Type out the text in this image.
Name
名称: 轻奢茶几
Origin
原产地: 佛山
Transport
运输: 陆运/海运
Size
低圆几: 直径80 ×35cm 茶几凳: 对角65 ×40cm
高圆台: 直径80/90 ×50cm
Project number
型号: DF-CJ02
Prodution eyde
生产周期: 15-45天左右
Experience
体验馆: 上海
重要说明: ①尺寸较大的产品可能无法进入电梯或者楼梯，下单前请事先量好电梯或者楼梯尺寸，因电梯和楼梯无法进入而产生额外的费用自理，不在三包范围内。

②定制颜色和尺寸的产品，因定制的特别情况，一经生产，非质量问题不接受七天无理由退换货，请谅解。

==================================================

- BRIEF -
Extract every entry above as it appears.

- ANSWER TO THE EXERCISE -
Type out the text in this image.
Name
名称: 轻奢茶几
Origin
原产地: 佛山
Transport
运输: 陆运/海运
Size
低圆几: 直径80 ×35cm 茶几凳: 对角65 ×40cm
高圆台: 直径80/90 ×50cm
Project number
型号: DF-CJ02
Prodution eyde
生产周期: 15-45天左右
Experience
体验馆: 上海
重要说明: ①尺寸较大的产品可能无法进入电梯或者楼梯，下单前请事先量好电梯或者楼梯尺寸，因电梯和楼梯无法进入而产生额外的费用自理，不在三包范围内。

②定制颜色和尺寸的产品，因定制的特别情况，一经生产，非质量问题不接受七天无理由退换货，请谅解。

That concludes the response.